# Start of Input records
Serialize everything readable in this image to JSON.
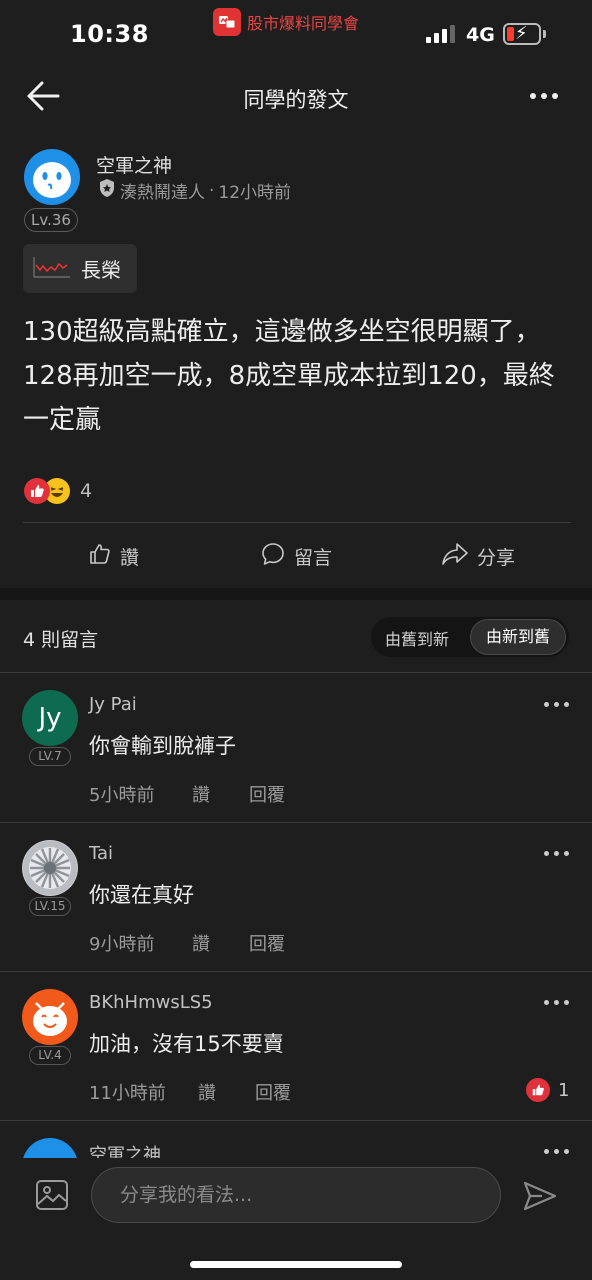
{
  "status_bar": {
    "time": "10:38",
    "app_name": "股市爆料同學會",
    "network": "4G"
  },
  "header": {
    "title": "同學的發文"
  },
  "post": {
    "author": {
      "name": "空軍之神",
      "level": "Lv.36",
      "title": "湊熱鬧達人",
      "time": "12小時前"
    },
    "stock_tag": "長榮",
    "body": "130超級高點確立，這邊做多坐空很明顯了，128再加空一成，8成空單成本拉到120，最終一定贏",
    "reaction_count": "4",
    "actions": {
      "like": "讚",
      "comment": "留言",
      "share": "分享"
    }
  },
  "comments_section": {
    "count_label": "4 則留言",
    "sort_old_to_new": "由舊到新",
    "sort_new_to_old": "由新到舊",
    "comments": [
      {
        "avatar_text": "Jy",
        "name": "Jy Pai",
        "level": "LV.7",
        "text": "你會輸到脫褲子",
        "time": "5小時前",
        "like": "讚",
        "reply": "回覆",
        "reaction_count": ""
      },
      {
        "avatar_text": "",
        "name": "Tai",
        "level": "LV.15",
        "text": "你還在真好",
        "time": "9小時前",
        "like": "讚",
        "reply": "回覆",
        "reaction_count": ""
      },
      {
        "avatar_text": "",
        "name": "BKhHmwsLS5",
        "level": "LV.4",
        "text": "加油，沒有15不要賣",
        "time": "11小時前",
        "like": "讚",
        "reply": "回覆",
        "reaction_count": "1"
      },
      {
        "avatar_text": "",
        "name": "空軍之神",
        "level": "",
        "text": "",
        "time": "",
        "like": "",
        "reply": "",
        "reaction_count": ""
      }
    ]
  },
  "composer": {
    "placeholder": "分享我的看法..."
  },
  "colors": {
    "background": "#1e1e1e",
    "brand_red": "#e03434",
    "author_avatar": "#1e90e8",
    "jy_avatar": "#0f6b4f",
    "orange_avatar": "#f25a1c"
  },
  "icons": [
    "back-arrow-icon",
    "more-dots-icon",
    "shield-icon",
    "stock-chart-icon",
    "thumbs-up-icon",
    "chat-bubble-icon",
    "share-arrow-icon",
    "image-icon",
    "send-icon"
  ]
}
# End of Input records
* Requirement:
Copy all the records above exactly, but leave out the pictures.

* Task solution:
Serialize everything readable in this image to JSON.
{
  "status_bar": {
    "time": "10:38",
    "app_name": "股市爆料同學會",
    "network": "4G"
  },
  "header": {
    "title": "同學的發文"
  },
  "post": {
    "author": {
      "name": "空軍之神",
      "level": "Lv.36",
      "title": "湊熱鬧達人",
      "time": "12小時前"
    },
    "stock_tag": "長榮",
    "body": "130超級高點確立，這邊做多坐空很明顯了，128再加空一成，8成空單成本拉到120，最終一定贏",
    "reaction_count": "4",
    "actions": {
      "like": "讚",
      "comment": "留言",
      "share": "分享"
    }
  },
  "comments_section": {
    "count_label": "4 則留言",
    "sort_old_to_new": "由舊到新",
    "sort_new_to_old": "由新到舊",
    "comments": [
      {
        "avatar_text": "Jy",
        "name": "Jy Pai",
        "level": "LV.7",
        "text": "你會輸到脫褲子",
        "time": "5小時前",
        "like": "讚",
        "reply": "回覆",
        "reaction_count": ""
      },
      {
        "avatar_text": "",
        "name": "Tai",
        "level": "LV.15",
        "text": "你還在真好",
        "time": "9小時前",
        "like": "讚",
        "reply": "回覆",
        "reaction_count": ""
      },
      {
        "avatar_text": "",
        "name": "BKhHmwsLS5",
        "level": "LV.4",
        "text": "加油，沒有15不要賣",
        "time": "11小時前",
        "like": "讚",
        "reply": "回覆",
        "reaction_count": "1"
      },
      {
        "avatar_text": "",
        "name": "空軍之神",
        "level": "",
        "text": "",
        "time": "",
        "like": "",
        "reply": "",
        "reaction_count": ""
      }
    ]
  },
  "composer": {
    "placeholder": "分享我的看法..."
  },
  "colors": {
    "background": "#1e1e1e",
    "brand_red": "#e03434",
    "author_avatar": "#1e90e8",
    "jy_avatar": "#0f6b4f",
    "orange_avatar": "#f25a1c"
  },
  "icons": [
    "back-arrow-icon",
    "more-dots-icon",
    "shield-icon",
    "stock-chart-icon",
    "thumbs-up-icon",
    "chat-bubble-icon",
    "share-arrow-icon",
    "image-icon",
    "send-icon"
  ]
}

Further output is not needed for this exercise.